■ **EXERCISE PROMPT**
Retype the records below exactly as they appear, but leave out any pictures.

Extracted records:
• • •

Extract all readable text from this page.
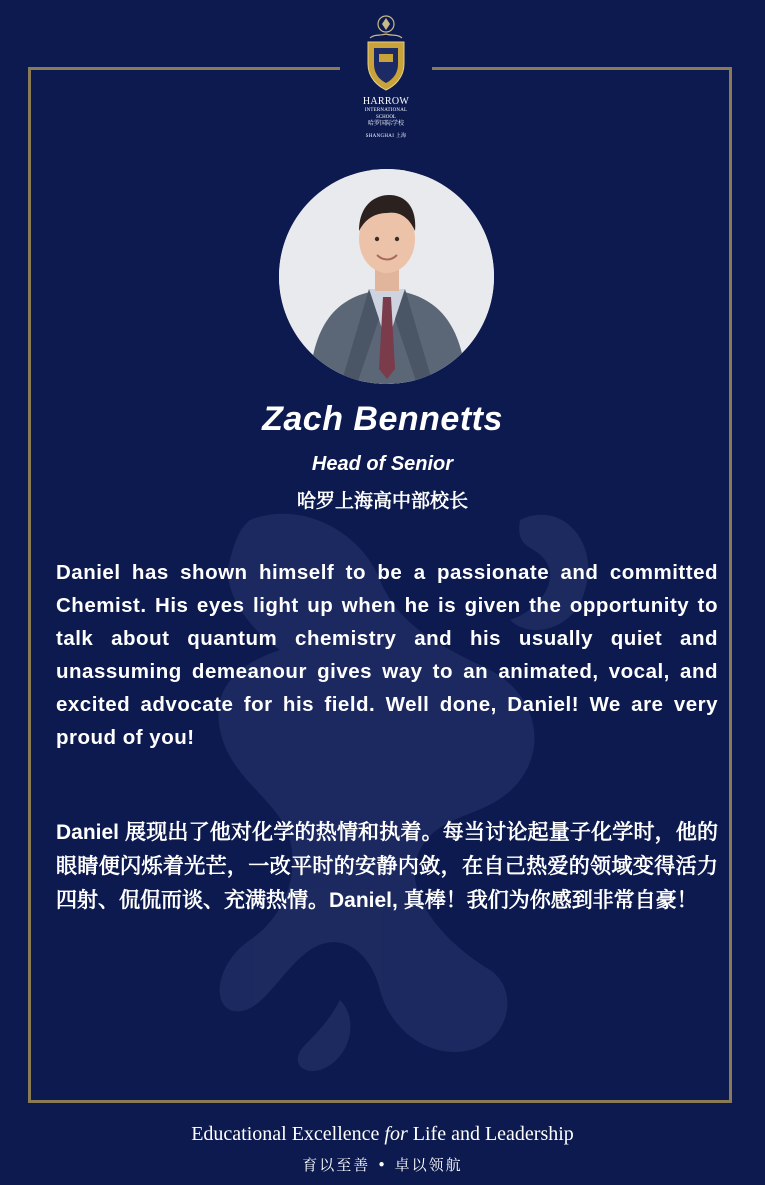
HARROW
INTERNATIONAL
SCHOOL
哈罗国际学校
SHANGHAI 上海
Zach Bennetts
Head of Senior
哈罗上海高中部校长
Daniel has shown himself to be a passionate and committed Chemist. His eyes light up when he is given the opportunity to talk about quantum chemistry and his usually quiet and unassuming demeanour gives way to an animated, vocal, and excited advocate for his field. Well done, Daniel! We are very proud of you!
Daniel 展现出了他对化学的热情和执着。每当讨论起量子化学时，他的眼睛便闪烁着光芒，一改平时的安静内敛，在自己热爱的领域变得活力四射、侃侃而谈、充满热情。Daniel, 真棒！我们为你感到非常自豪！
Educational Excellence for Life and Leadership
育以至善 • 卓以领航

• • •

■ **COMPLETED EXERCISE**
Extract all readable text from this page.
HARROW
INTERNATIONAL
SCHOOL
哈罗国际学校
SHANGHAI 上海
Zach Bennetts
Head of Senior
哈罗上海高中部校长
Daniel has shown himself to be a passionate and committed Chemist. His eyes light up when he is given the opportunity to talk about quantum chemistry and his usually quiet and unassuming demeanour gives way to an animated, vocal, and excited advocate for his field. Well done, Daniel! We are very proud of you!
Daniel 展现出了他对化学的热情和执着。每当讨论起量子化学时，他的眼睛便闪烁着光芒，一改平时的安静内敛，在自己热爱的领域变得活力四射、侃侃而谈、充满热情。Daniel, 真棒！我们为你感到非常自豪！
Educational Excellence for Life and Leadership
育以至善 • 卓以领航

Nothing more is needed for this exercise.